### [YOUR INSTRUCTIONS]
Find the lines holding "nfresh" and copy them.

### [DATA FOR THE TASK]
---
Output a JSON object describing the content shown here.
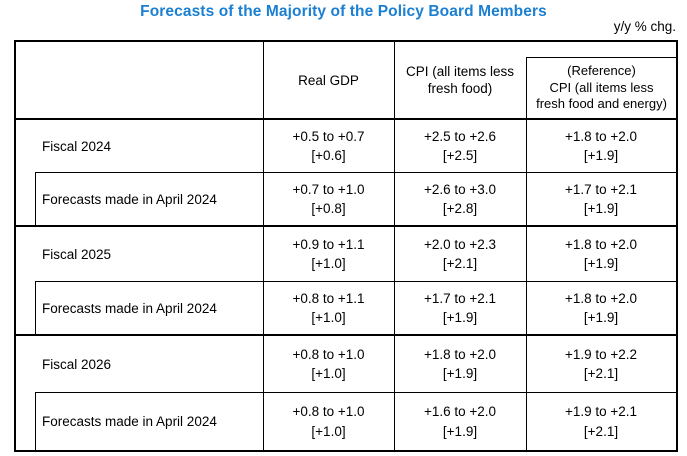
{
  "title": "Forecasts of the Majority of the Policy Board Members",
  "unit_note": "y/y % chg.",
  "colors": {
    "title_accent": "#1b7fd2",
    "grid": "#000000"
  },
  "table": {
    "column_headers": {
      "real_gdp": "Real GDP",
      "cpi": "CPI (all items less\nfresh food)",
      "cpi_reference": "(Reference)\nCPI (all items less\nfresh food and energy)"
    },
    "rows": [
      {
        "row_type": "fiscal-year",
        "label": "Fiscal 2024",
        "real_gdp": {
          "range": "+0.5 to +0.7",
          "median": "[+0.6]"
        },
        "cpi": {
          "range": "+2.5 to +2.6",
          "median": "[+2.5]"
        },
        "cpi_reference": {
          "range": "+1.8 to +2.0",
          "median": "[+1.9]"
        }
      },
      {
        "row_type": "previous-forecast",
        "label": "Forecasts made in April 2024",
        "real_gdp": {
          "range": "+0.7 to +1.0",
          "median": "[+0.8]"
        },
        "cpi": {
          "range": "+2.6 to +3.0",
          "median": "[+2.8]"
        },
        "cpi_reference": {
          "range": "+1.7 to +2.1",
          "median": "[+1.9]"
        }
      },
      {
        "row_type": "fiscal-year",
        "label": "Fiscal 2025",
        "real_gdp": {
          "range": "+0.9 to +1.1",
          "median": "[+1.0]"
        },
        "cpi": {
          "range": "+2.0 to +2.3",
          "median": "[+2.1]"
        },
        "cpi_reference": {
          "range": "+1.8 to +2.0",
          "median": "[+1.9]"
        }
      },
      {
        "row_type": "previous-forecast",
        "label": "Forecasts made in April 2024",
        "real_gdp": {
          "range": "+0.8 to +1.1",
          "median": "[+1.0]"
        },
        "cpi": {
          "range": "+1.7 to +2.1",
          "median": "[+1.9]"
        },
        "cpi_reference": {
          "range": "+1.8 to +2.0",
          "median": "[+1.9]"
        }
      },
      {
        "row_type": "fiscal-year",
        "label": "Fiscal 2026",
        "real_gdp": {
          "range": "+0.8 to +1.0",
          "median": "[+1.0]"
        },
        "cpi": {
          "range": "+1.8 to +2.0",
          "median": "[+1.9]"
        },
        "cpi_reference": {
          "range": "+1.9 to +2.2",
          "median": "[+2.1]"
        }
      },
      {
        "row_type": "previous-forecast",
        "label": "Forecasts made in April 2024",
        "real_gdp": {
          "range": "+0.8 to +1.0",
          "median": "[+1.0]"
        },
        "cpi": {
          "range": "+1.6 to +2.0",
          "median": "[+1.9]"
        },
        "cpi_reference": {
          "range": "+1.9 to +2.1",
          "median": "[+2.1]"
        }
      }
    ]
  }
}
---
### [THE RESPONSE]
      "cpi": "CPI (all items less\nfresh food)",
      "cpi_reference": "(Reference)\nCPI (all items less\nfresh food and energy)"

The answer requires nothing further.